** start PROVIDED RECORDS **

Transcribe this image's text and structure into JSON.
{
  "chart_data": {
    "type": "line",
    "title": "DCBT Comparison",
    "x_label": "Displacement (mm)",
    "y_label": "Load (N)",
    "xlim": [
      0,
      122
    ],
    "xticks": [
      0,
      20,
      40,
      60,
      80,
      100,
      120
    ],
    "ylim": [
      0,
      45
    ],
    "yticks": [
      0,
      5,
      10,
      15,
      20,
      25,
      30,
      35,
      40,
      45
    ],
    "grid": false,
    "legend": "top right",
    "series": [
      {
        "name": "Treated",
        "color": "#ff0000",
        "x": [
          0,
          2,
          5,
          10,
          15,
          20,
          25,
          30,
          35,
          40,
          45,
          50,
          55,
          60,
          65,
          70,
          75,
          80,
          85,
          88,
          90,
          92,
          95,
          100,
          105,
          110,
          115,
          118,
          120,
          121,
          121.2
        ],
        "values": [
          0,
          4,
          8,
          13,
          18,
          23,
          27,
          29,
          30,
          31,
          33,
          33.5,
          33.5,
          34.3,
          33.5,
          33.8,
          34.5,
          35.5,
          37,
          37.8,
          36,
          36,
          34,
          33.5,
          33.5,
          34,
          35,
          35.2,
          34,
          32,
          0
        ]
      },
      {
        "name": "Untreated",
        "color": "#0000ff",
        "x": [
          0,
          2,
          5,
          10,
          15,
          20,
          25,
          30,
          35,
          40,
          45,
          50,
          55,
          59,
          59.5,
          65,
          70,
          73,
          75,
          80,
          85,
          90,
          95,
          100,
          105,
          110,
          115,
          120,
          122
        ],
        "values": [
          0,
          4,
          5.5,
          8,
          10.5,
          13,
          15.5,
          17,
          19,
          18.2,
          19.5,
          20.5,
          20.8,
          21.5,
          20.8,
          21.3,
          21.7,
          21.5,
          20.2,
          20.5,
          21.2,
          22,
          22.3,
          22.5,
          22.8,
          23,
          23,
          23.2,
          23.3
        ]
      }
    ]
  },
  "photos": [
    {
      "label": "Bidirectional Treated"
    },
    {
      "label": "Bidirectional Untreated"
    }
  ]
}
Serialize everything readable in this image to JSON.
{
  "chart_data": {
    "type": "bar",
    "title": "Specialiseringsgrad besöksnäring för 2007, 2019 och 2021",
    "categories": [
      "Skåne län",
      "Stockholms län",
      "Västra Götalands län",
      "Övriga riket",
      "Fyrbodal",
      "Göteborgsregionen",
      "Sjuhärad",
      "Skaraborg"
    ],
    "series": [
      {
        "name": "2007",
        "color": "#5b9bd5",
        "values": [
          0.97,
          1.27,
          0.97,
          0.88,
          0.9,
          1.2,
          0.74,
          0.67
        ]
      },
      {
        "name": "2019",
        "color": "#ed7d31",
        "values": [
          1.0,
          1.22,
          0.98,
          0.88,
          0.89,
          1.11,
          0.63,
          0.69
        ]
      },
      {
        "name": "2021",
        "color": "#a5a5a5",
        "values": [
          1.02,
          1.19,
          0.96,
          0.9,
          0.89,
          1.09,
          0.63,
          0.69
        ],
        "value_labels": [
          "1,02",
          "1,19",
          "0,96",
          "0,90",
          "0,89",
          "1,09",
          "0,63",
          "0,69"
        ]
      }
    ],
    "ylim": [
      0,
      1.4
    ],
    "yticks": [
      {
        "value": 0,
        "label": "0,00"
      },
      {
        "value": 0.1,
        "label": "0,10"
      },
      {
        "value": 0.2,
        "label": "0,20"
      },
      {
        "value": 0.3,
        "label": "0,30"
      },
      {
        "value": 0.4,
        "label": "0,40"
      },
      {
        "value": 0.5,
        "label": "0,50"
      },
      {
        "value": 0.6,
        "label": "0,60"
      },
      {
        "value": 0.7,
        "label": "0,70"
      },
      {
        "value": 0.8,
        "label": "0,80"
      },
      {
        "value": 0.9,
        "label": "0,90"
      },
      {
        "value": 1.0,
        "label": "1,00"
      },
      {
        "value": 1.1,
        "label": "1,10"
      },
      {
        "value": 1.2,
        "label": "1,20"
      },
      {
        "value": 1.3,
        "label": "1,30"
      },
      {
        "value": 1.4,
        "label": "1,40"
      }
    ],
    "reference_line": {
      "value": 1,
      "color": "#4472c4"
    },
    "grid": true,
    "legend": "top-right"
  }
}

** end PROVIDED RECORDS **

**PROBLEM**. Look for lines containing the string "title" and copy them all.

**CORRECT ANSWER**.
    "title": "DCBT Comparison",
    "title": "Specialiseringsgrad besöksnäring för 2007, 2019 och 2021",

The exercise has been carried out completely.